**The request:**
Sift the listing for lines that hold the string "name" and pull them out.

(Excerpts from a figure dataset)
--
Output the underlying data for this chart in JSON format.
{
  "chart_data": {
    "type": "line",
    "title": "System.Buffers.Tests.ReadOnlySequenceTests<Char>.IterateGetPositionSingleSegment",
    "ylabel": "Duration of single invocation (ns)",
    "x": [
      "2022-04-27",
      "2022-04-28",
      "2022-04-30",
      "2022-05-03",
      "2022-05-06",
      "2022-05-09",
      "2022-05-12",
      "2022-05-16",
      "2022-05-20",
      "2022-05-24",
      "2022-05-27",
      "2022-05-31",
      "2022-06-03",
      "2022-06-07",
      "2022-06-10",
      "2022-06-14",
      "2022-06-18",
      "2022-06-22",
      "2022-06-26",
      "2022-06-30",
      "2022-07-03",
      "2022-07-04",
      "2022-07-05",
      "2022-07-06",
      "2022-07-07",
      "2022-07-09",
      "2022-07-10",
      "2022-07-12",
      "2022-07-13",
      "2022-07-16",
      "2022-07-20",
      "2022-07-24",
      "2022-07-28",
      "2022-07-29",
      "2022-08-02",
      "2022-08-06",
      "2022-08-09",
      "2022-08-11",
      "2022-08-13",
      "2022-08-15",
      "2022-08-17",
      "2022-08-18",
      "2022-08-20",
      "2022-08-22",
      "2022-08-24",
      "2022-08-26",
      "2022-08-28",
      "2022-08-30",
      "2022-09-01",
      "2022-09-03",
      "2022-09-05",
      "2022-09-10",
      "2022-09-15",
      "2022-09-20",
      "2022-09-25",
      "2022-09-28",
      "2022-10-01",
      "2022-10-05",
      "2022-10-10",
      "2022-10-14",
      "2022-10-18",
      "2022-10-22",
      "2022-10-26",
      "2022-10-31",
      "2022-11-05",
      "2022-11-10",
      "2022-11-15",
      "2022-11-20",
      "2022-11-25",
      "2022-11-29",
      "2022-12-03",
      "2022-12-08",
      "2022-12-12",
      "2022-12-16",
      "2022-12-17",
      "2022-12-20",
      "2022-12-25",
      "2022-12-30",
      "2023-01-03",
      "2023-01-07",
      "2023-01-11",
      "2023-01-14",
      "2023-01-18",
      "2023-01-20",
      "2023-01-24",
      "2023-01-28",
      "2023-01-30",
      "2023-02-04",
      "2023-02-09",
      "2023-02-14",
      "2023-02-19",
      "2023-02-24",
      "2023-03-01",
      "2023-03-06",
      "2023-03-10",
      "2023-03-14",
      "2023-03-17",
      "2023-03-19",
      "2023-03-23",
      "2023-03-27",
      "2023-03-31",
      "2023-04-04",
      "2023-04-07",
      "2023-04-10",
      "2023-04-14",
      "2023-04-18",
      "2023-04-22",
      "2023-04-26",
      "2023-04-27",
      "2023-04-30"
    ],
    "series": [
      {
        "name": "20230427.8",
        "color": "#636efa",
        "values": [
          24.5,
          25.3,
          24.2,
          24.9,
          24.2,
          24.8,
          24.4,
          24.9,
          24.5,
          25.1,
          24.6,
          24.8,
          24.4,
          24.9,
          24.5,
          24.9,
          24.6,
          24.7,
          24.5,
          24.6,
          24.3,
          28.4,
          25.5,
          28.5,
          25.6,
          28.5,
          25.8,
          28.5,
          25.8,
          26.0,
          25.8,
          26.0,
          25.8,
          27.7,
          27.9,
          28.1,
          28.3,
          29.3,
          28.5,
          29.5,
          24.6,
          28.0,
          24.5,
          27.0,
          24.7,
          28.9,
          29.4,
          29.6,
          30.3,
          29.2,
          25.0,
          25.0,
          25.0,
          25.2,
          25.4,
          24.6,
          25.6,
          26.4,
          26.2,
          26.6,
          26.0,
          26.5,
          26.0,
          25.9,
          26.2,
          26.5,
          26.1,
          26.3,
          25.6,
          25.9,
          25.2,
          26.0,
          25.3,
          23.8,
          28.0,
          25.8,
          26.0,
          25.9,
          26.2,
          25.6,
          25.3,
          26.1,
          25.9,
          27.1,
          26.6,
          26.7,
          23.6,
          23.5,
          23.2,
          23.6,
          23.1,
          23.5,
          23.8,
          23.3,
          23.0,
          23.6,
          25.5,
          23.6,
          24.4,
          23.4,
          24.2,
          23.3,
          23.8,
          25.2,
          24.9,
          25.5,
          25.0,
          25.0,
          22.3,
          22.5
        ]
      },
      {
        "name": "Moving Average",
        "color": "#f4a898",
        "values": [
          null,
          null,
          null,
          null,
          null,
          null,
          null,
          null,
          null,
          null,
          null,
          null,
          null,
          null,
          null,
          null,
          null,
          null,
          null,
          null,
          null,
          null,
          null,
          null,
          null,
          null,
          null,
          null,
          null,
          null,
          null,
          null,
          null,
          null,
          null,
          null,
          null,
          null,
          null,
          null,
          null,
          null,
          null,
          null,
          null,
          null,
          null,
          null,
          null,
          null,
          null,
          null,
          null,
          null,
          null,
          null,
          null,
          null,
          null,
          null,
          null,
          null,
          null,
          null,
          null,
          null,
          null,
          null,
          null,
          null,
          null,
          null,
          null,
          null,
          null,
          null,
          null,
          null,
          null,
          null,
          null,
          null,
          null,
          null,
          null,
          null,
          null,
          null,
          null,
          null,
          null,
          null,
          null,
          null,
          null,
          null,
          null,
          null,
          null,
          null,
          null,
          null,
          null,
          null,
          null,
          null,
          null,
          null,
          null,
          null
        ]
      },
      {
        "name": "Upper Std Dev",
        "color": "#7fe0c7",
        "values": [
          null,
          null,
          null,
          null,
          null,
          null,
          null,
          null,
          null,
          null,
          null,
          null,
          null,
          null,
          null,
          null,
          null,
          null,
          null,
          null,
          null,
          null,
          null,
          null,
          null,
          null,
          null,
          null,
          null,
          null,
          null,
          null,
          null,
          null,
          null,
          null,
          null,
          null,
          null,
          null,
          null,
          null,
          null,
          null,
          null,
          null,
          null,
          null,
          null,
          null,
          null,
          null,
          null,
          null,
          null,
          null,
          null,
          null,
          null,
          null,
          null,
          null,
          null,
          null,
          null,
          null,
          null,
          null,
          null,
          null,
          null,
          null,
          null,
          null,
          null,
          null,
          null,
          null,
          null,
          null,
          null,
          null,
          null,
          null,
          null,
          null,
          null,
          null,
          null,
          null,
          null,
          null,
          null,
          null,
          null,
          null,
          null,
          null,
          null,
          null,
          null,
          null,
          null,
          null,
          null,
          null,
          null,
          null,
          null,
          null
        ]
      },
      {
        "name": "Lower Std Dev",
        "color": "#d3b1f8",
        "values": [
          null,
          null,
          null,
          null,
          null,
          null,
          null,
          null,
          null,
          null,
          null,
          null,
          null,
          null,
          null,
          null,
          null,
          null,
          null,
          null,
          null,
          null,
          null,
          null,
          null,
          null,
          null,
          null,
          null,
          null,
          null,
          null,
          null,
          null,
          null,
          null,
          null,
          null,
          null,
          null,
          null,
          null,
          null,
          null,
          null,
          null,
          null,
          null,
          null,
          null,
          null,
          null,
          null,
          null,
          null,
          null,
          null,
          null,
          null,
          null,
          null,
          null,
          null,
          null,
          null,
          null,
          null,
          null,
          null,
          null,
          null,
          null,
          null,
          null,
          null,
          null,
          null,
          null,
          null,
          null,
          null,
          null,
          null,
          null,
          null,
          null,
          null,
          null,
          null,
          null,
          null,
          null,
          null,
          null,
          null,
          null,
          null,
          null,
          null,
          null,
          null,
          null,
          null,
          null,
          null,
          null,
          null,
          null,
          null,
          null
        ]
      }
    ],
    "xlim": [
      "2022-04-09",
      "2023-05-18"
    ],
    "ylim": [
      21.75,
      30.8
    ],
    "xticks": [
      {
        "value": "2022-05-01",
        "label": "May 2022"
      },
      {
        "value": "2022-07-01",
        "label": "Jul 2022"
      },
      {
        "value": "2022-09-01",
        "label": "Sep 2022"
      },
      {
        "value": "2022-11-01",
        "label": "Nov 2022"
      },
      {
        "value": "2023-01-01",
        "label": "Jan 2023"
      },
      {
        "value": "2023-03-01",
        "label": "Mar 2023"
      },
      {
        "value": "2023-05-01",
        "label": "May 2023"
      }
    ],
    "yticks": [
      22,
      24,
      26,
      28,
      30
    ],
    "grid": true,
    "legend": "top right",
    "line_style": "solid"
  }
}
--
**Solution for this problem:**
        "name": "20230427.8",
        "name": "Moving Average",
        "name": "Upper Std Dev",
        "name": "Lower Std Dev",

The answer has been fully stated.